***** DATASET RECORDS

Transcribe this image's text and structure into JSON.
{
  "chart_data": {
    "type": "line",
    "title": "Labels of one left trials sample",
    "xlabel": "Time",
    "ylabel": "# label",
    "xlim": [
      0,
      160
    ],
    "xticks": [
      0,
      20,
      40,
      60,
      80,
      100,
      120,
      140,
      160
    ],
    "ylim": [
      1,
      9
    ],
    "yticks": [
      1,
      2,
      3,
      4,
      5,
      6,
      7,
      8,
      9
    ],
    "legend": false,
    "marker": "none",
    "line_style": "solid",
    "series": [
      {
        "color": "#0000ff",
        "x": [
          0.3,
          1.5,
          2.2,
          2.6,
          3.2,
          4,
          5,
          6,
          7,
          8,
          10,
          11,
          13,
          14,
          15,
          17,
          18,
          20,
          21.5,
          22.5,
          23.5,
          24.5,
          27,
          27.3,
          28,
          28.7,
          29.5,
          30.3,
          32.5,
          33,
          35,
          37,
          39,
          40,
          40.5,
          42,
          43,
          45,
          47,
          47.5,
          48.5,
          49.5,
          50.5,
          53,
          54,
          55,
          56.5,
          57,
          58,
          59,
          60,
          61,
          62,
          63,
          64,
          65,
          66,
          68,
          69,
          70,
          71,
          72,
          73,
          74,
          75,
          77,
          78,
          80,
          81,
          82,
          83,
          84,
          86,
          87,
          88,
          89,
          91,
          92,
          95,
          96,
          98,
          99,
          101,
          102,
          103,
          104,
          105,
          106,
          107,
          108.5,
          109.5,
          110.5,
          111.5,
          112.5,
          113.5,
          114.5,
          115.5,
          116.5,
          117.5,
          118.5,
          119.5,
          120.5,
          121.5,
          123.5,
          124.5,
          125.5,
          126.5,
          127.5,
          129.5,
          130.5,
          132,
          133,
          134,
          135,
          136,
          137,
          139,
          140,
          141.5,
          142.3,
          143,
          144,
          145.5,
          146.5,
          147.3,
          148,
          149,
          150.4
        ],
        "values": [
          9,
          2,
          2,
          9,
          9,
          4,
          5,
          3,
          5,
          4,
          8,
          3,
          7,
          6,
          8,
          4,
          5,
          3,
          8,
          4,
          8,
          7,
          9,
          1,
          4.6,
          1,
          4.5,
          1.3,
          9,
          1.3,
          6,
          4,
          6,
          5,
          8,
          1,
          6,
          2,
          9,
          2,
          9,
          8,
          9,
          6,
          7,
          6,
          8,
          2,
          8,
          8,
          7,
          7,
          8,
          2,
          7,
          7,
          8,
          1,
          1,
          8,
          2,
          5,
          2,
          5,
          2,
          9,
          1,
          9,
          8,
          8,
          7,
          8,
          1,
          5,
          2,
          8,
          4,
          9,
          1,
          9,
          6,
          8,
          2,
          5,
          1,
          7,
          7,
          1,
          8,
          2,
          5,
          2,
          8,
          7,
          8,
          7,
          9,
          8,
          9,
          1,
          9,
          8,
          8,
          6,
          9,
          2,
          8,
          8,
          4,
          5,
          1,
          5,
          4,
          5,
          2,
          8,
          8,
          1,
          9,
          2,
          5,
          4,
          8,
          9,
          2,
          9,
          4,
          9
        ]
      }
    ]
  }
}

**********

● **PROBLEM TO WORK ON**
Every line above should be written out again exactly as it stands.

● **TASK RESULT**
Transcribe this image's text and structure into JSON.
{
  "chart_data": {
    "type": "line",
    "title": "Labels of one left trials sample",
    "xlabel": "Time",
    "ylabel": "# label",
    "xlim": [
      0,
      160
    ],
    "xticks": [
      0,
      20,
      40,
      60,
      80,
      100,
      120,
      140,
      160
    ],
    "ylim": [
      1,
      9
    ],
    "yticks": [
      1,
      2,
      3,
      4,
      5,
      6,
      7,
      8,
      9
    ],
    "legend": false,
    "marker": "none",
    "line_style": "solid",
    "series": [
      {
        "color": "#0000ff",
        "x": [
          0.3,
          1.5,
          2.2,
          2.6,
          3.2,
          4,
          5,
          6,
          7,
          8,
          10,
          11,
          13,
          14,
          15,
          17,
          18,
          20,
          21.5,
          22.5,
          23.5,
          24.5,
          27,
          27.3,
          28,
          28.7,
          29.5,
          30.3,
          32.5,
          33,
          35,
          37,
          39,
          40,
          40.5,
          42,
          43,
          45,
          47,
          47.5,
          48.5,
          49.5,
          50.5,
          53,
          54,
          55,
          56.5,
          57,
          58,
          59,
          60,
          61,
          62,
          63,
          64,
          65,
          66,
          68,
          69,
          70,
          71,
          72,
          73,
          74,
          75,
          77,
          78,
          80,
          81,
          82,
          83,
          84,
          86,
          87,
          88,
          89,
          91,
          92,
          95,
          96,
          98,
          99,
          101,
          102,
          103,
          104,
          105,
          106,
          107,
          108.5,
          109.5,
          110.5,
          111.5,
          112.5,
          113.5,
          114.5,
          115.5,
          116.5,
          117.5,
          118.5,
          119.5,
          120.5,
          121.5,
          123.5,
          124.5,
          125.5,
          126.5,
          127.5,
          129.5,
          130.5,
          132,
          133,
          134,
          135,
          136,
          137,
          139,
          140,
          141.5,
          142.3,
          143,
          144,
          145.5,
          146.5,
          147.3,
          148,
          149,
          150.4
        ],
        "values": [
          9,
          2,
          2,
          9,
          9,
          4,
          5,
          3,
          5,
          4,
          8,
          3,
          7,
          6,
          8,
          4,
          5,
          3,
          8,
          4,
          8,
          7,
          9,
          1,
          4.6,
          1,
          4.5,
          1.3,
          9,
          1.3,
          6,
          4,
          6,
          5,
          8,
          1,
          6,
          2,
          9,
          2,
          9,
          8,
          9,
          6,
          7,
          6,
          8,
          2,
          8,
          8,
          7,
          7,
          8,
          2,
          7,
          7,
          8,
          1,
          1,
          8,
          2,
          5,
          2,
          5,
          2,
          9,
          1,
          9,
          8,
          8,
          7,
          8,
          1,
          5,
          2,
          8,
          4,
          9,
          1,
          9,
          6,
          8,
          2,
          5,
          1,
          7,
          7,
          1,
          8,
          2,
          5,
          2,
          8,
          7,
          8,
          7,
          9,
          8,
          9,
          1,
          9,
          8,
          8,
          6,
          9,
          2,
          8,
          8,
          4,
          5,
          1,
          5,
          4,
          5,
          2,
          8,
          8,
          1,
          9,
          2,
          5,
          4,
          8,
          9,
          2,
          9,
          4,
          9
        ]
      }
    ]
  }
}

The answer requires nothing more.